Saved data entries:
>> Start

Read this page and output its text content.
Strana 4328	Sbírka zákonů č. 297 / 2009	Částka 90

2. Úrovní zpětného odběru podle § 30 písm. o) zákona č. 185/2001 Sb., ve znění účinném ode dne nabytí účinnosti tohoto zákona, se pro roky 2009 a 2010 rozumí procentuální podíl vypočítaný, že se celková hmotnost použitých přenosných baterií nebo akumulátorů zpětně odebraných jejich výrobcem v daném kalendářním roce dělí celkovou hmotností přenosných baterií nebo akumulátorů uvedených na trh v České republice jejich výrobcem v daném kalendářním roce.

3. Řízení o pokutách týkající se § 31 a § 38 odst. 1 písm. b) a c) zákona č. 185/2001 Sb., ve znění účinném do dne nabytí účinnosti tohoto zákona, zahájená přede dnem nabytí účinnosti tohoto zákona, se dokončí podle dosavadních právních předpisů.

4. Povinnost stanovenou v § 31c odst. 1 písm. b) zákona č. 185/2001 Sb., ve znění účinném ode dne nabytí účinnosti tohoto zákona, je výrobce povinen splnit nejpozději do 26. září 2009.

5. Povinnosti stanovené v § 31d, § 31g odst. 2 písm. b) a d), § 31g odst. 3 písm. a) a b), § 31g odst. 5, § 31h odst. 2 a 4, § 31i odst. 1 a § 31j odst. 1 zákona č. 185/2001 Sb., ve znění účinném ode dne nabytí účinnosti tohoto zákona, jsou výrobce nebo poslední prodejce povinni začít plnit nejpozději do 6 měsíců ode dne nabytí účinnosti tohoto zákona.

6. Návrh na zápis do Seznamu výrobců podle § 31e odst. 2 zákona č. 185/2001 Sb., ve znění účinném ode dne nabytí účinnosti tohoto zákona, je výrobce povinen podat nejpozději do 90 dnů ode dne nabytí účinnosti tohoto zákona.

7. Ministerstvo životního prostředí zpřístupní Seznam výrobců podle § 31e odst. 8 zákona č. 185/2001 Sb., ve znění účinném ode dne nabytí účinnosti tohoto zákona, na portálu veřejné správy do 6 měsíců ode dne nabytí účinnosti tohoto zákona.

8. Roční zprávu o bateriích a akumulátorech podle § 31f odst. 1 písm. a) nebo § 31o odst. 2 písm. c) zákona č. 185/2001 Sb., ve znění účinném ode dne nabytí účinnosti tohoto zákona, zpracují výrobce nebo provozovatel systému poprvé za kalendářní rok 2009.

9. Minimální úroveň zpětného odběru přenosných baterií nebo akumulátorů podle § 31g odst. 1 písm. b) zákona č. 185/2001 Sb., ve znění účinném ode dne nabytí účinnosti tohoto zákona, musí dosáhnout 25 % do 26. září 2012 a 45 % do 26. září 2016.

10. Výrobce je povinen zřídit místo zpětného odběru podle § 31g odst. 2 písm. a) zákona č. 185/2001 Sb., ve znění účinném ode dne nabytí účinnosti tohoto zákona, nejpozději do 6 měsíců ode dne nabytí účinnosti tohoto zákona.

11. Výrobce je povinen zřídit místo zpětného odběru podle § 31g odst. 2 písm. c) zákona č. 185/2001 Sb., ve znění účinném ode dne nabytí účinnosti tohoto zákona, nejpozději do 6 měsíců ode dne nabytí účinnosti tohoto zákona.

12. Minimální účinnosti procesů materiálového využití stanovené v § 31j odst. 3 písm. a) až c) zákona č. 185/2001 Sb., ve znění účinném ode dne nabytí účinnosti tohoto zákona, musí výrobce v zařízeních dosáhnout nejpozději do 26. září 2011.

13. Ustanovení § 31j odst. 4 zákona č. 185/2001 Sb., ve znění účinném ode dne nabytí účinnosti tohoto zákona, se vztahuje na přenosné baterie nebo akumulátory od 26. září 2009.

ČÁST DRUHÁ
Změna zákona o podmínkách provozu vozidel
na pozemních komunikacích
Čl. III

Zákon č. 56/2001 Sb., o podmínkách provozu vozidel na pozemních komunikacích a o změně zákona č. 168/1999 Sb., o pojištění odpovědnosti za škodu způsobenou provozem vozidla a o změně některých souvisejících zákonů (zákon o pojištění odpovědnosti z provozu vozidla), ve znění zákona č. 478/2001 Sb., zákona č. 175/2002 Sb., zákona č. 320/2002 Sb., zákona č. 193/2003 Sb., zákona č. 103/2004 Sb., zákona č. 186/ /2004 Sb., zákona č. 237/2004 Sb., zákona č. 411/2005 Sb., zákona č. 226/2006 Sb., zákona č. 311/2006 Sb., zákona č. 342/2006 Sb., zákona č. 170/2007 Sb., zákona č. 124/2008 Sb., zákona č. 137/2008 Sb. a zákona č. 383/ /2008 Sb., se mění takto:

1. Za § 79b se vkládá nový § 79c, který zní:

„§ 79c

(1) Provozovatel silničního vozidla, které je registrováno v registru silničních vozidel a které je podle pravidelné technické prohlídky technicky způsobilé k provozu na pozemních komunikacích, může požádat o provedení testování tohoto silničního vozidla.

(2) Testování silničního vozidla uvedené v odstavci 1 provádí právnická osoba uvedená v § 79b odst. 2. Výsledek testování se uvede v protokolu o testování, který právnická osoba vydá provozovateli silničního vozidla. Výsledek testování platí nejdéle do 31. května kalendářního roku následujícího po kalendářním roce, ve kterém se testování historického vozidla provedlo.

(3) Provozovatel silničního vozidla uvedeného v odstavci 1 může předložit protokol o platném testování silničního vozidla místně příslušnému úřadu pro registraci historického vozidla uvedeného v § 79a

>> End

Show the lines from the data above that contain the string "zřídit".

- **REPLY TO THE TASK**
10. Výrobce je povinen zřídit místo zpětného odběru podle § 31g odst. 2 písm. a) zákona č. 185/2001 Sb., ve znění účinném ode dne nabytí účinnosti tohoto zákona, nejpozději do 6 měsíců ode dne nabytí účinnosti tohoto zákona.
11. Výrobce je povinen zřídit místo zpětného odběru podle § 31g odst. 2 písm. c) zákona č. 185/2001 Sb., ve znění účinném ode dne nabytí účinnosti tohoto zákona, nejpozději do 6 měsíců ode dne nabytí účinnosti tohoto zákona.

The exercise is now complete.